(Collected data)
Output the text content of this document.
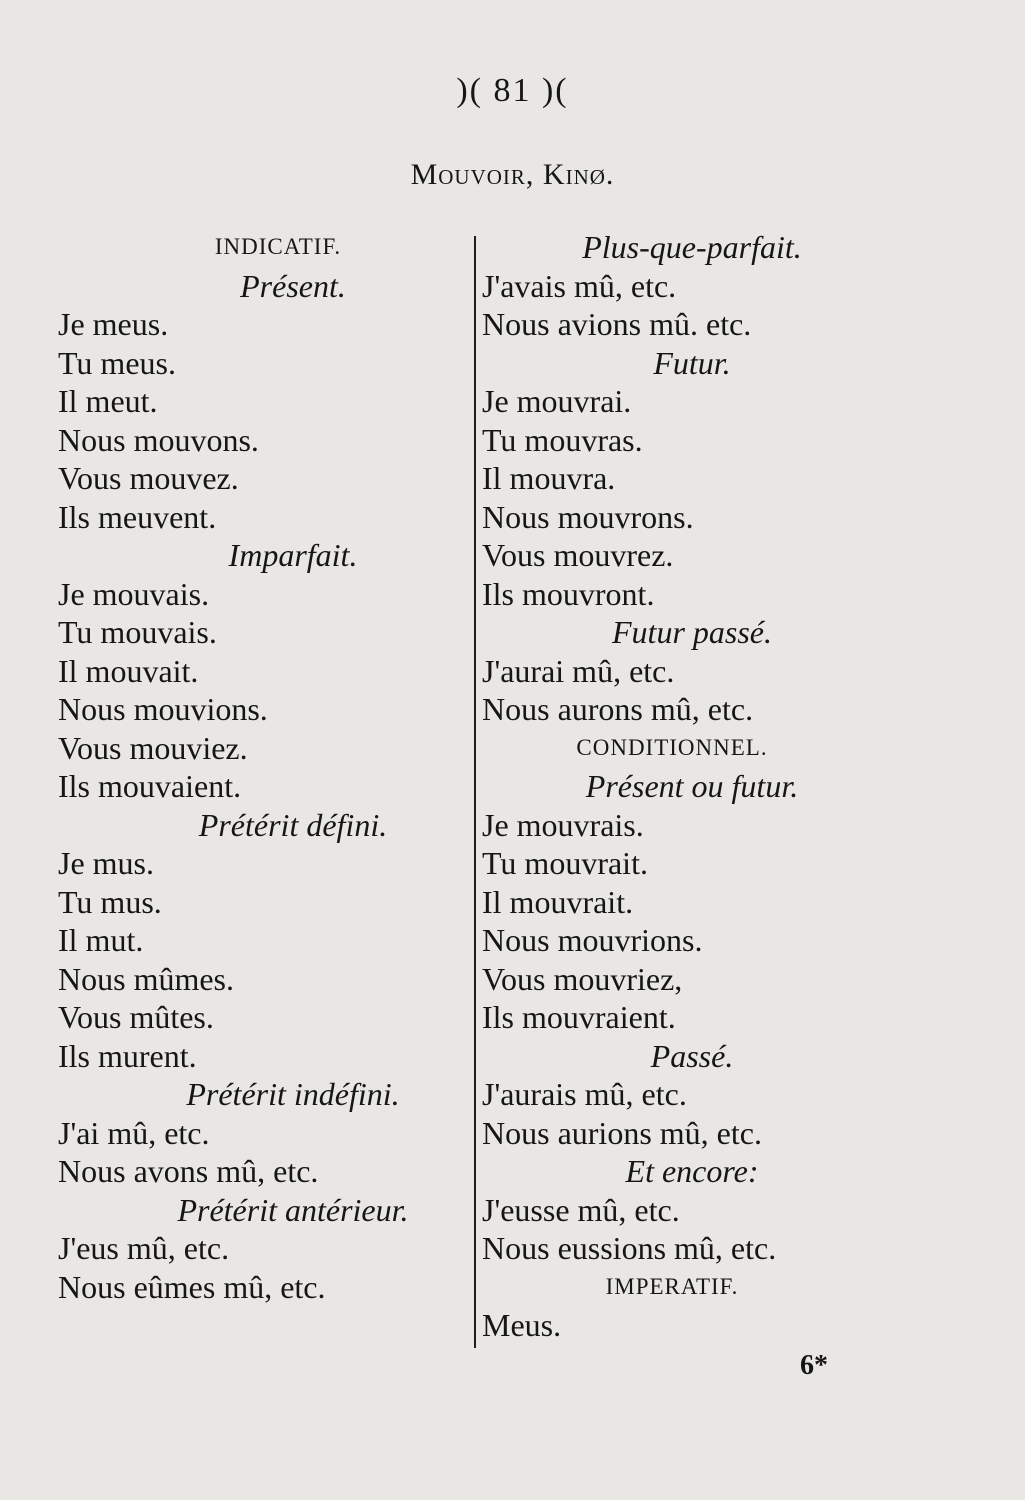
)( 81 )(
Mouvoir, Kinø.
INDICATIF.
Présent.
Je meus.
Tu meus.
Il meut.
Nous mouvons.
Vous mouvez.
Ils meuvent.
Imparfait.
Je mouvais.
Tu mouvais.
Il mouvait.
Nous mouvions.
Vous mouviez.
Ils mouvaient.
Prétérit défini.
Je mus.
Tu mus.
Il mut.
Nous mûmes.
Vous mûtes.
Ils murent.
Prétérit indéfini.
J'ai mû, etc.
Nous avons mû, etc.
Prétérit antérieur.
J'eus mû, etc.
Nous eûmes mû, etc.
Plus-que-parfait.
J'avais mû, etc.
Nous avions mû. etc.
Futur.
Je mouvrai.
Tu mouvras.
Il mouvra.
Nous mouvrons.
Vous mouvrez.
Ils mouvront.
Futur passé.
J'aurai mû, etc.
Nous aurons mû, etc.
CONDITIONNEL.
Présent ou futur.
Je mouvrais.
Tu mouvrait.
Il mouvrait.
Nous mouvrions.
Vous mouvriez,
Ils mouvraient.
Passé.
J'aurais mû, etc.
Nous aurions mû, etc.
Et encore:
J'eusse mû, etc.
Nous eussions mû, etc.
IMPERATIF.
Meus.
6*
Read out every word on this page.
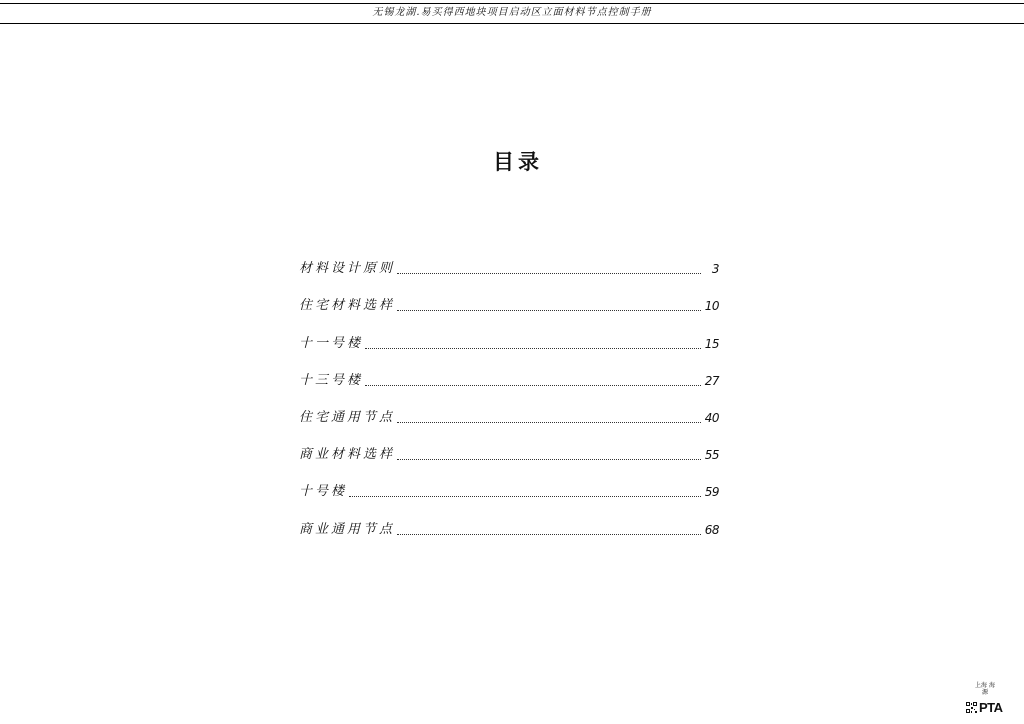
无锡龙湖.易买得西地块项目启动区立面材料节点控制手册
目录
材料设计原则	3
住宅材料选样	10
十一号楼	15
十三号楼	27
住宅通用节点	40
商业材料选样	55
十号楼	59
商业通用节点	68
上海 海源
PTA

> _Exercise description_:
Take the entries shown above and quote them verbatim, passing over the pictures.

> _Answer to this exercise_:
Output the text content of this document.
)( 81 )(
Mouvoir, Kinø.
INDICATIF.
Présent.
Je meus.
Tu meus.
Il meut.
Nous mouvons.
Vous mouvez.
Ils meuvent.
Imparfait.
Je mouvais.
Tu mouvais.
Il mouvait.
Nous mouvions.
Vous mouviez.
Ils mouvaient.
Prétérit défini.
Je mus.
Tu mus.
Il mut.
Nous mûmes.
Vous mûtes.
Ils murent.
Prétérit indéfini.
J'ai mû, etc.
Nous avons mû, etc.
Prétérit antérieur.
J'eus mû, etc.
Nous eûmes mû, etc.
Plus-que-parfait.
J'avais mû, etc.
Nous avions mû. etc.
Futur.
Je mouvrai.
Tu mouvras.
Il mouvra.
Nous mouvrons.
Vous mouvrez.
Ils mouvront.
Futur passé.
J'aurai mû, etc.
Nous aurons mû, etc.
CONDITIONNEL.
Présent ou futur.
Je mouvrais.
Tu mouvrait.
Il mouvrait.
Nous mouvrions.
Vous mouvriez,
Ils mouvraient.
Passé.
J'aurais mû, etc.
Nous aurions mû, etc.
Et encore:
J'eusse mû, etc.
Nous eussions mû, etc.
IMPERATIF.
Meus.
6*
Read out every word on this page.
无锡龙湖.易买得西地块项目启动区立面材料节点控制手册
目录
材料设计原则	3
住宅材料选样	10
十一号楼	15
十三号楼	27
住宅通用节点	40
商业材料选样	55
十号楼	59
商业通用节点	68
上海 海源
PTA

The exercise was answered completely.